Written request.
Each line that follows is to be retyped exactly.

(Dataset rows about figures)

---

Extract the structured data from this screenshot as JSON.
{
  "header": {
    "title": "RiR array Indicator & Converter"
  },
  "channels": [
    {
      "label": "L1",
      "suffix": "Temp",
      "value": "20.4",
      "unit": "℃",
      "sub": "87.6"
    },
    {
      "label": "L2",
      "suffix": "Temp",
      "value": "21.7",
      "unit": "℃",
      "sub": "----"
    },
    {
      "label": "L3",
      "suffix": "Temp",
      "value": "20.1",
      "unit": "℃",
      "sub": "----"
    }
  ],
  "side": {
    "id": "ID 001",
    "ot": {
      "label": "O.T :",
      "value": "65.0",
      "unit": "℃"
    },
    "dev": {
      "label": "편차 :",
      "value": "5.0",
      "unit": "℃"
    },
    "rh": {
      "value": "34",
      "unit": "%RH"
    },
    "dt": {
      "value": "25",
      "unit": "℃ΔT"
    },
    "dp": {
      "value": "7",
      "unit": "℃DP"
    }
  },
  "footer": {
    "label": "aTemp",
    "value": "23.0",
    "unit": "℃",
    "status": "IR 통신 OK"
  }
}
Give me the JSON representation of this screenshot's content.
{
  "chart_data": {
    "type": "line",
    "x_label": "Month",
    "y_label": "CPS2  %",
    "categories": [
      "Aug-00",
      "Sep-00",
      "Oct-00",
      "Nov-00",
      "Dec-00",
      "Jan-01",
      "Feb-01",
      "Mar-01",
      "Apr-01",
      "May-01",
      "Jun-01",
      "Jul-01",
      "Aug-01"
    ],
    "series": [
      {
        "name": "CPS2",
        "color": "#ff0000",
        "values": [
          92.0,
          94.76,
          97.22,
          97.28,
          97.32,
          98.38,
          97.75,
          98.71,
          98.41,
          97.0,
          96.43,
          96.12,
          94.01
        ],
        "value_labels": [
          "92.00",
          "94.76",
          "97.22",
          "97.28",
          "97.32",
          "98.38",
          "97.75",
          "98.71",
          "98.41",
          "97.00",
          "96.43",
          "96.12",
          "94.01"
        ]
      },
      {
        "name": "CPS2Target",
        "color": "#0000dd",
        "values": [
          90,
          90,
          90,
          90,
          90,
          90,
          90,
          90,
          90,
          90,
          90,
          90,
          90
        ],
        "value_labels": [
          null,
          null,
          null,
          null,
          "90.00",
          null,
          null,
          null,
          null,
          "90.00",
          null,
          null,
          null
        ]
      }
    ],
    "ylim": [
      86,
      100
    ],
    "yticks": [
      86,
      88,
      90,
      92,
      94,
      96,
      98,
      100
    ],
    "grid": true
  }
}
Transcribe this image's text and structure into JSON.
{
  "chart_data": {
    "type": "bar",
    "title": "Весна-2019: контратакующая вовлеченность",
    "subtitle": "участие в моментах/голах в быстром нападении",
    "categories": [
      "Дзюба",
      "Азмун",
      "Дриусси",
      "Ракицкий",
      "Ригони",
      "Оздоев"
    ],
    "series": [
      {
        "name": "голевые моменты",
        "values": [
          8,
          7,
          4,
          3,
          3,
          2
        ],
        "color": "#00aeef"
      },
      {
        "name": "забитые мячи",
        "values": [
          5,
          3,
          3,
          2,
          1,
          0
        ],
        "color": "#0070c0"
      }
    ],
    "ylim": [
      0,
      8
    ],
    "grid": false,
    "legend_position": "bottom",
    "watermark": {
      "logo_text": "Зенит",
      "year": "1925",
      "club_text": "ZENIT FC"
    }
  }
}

---

Problem solution.
Extract the structured data from this screenshot as JSON.
{
  "header": {
    "title": "RiR array Indicator & Converter"
  },
  "channels": [
    {
      "label": "L1",
      "suffix": "Temp",
      "value": "20.4",
      "unit": "℃",
      "sub": "87.6"
    },
    {
      "label": "L2",
      "suffix": "Temp",
      "value": "21.7",
      "unit": "℃",
      "sub": "----"
    },
    {
      "label": "L3",
      "suffix": "Temp",
      "value": "20.1",
      "unit": "℃",
      "sub": "----"
    }
  ],
  "side": {
    "id": "ID 001",
    "ot": {
      "label": "O.T :",
      "value": "65.0",
      "unit": "℃"
    },
    "dev": {
      "label": "편차 :",
      "value": "5.0",
      "unit": "℃"
    },
    "rh": {
      "value": "34",
      "unit": "%RH"
    },
    "dt": {
      "value": "25",
      "unit": "℃ΔT"
    },
    "dp": {
      "value": "7",
      "unit": "℃DP"
    }
  },
  "footer": {
    "label": "aTemp",
    "value": "23.0",
    "unit": "℃",
    "status": "IR 통신 OK"
  }
}
Give me the JSON representation of this screenshot's content.
{
  "chart_data": {
    "type": "line",
    "x_label": "Month",
    "y_label": "CPS2  %",
    "categories": [
      "Aug-00",
      "Sep-00",
      "Oct-00",
      "Nov-00",
      "Dec-00",
      "Jan-01",
      "Feb-01",
      "Mar-01",
      "Apr-01",
      "May-01",
      "Jun-01",
      "Jul-01",
      "Aug-01"
    ],
    "series": [
      {
        "name": "CPS2",
        "color": "#ff0000",
        "values": [
          92.0,
          94.76,
          97.22,
          97.28,
          97.32,
          98.38,
          97.75,
          98.71,
          98.41,
          97.0,
          96.43,
          96.12,
          94.01
        ],
        "value_labels": [
          "92.00",
          "94.76",
          "97.22",
          "97.28",
          "97.32",
          "98.38",
          "97.75",
          "98.71",
          "98.41",
          "97.00",
          "96.43",
          "96.12",
          "94.01"
        ]
      },
      {
        "name": "CPS2Target",
        "color": "#0000dd",
        "values": [
          90,
          90,
          90,
          90,
          90,
          90,
          90,
          90,
          90,
          90,
          90,
          90,
          90
        ],
        "value_labels": [
          null,
          null,
          null,
          null,
          "90.00",
          null,
          null,
          null,
          null,
          "90.00",
          null,
          null,
          null
        ]
      }
    ],
    "ylim": [
      86,
      100
    ],
    "yticks": [
      86,
      88,
      90,
      92,
      94,
      96,
      98,
      100
    ],
    "grid": true
  }
}
Transcribe this image's text and structure into JSON.
{
  "chart_data": {
    "type": "bar",
    "title": "Весна-2019: контратакующая вовлеченность",
    "subtitle": "участие в моментах/голах в быстром нападении",
    "categories": [
      "Дзюба",
      "Азмун",
      "Дриусси",
      "Ракицкий",
      "Ригони",
      "Оздоев"
    ],
    "series": [
      {
        "name": "голевые моменты",
        "values": [
          8,
          7,
          4,
          3,
          3,
          2
        ],
        "color": "#00aeef"
      },
      {
        "name": "забитые мячи",
        "values": [
          5,
          3,
          3,
          2,
          1,
          0
        ],
        "color": "#0070c0"
      }
    ],
    "ylim": [
      0,
      8
    ],
    "grid": false,
    "legend_position": "bottom",
    "watermark": {
      "logo_text": "Зенит",
      "year": "1925",
      "club_text": "ZENIT FC"
    }
  }
}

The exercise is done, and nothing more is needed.